Write out all of the data exactly as it appears.

Records for the task
* START *

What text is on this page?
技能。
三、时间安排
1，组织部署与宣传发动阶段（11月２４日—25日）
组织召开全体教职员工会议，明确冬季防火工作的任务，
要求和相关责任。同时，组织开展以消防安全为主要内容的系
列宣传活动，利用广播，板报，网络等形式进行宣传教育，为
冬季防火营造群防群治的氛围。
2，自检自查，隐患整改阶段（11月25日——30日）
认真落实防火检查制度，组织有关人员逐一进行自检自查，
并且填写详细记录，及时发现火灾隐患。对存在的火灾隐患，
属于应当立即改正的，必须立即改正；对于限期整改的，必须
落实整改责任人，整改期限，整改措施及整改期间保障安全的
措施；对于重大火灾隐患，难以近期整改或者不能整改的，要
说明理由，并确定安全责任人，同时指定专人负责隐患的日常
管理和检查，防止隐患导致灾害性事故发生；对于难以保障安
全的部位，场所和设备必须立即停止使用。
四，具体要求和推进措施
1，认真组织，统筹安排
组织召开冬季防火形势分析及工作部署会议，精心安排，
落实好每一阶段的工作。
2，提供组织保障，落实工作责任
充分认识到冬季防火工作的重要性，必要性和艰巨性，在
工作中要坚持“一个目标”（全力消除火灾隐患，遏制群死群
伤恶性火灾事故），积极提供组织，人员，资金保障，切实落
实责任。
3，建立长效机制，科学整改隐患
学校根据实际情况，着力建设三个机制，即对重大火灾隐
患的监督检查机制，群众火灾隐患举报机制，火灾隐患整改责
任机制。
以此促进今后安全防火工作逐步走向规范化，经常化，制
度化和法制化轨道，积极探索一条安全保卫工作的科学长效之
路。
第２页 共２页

* END *

Written solution
What text is on this page?
技能。
三、时间安排
1，组织部署与宣传发动阶段（11月２４日—25日）
组织召开全体教职员工会议，明确冬季防火工作的任务，
要求和相关责任。同时，组织开展以消防安全为主要内容的系
列宣传活动，利用广播，板报，网络等形式进行宣传教育，为
冬季防火营造群防群治的氛围。
2，自检自查，隐患整改阶段（11月25日——30日）
认真落实防火检查制度，组织有关人员逐一进行自检自查，
并且填写详细记录，及时发现火灾隐患。对存在的火灾隐患，
属于应当立即改正的，必须立即改正；对于限期整改的，必须
落实整改责任人，整改期限，整改措施及整改期间保障安全的
措施；对于重大火灾隐患，难以近期整改或者不能整改的，要
说明理由，并确定安全责任人，同时指定专人负责隐患的日常
管理和检查，防止隐患导致灾害性事故发生；对于难以保障安
全的部位，场所和设备必须立即停止使用。
四，具体要求和推进措施
1，认真组织，统筹安排
组织召开冬季防火形势分析及工作部署会议，精心安排，
落实好每一阶段的工作。
2，提供组织保障，落实工作责任
充分认识到冬季防火工作的重要性，必要性和艰巨性，在
工作中要坚持“一个目标”（全力消除火灾隐患，遏制群死群
伤恶性火灾事故），积极提供组织，人员，资金保障，切实落
实责任。
3，建立长效机制，科学整改隐患
学校根据实际情况，着力建设三个机制，即对重大火灾隐
患的监督检查机制，群众火灾隐患举报机制，火灾隐患整改责
任机制。
以此促进今后安全防火工作逐步走向规范化，经常化，制
度化和法制化轨道，积极探索一条安全保卫工作的科学长效之
路。
第２页 共２页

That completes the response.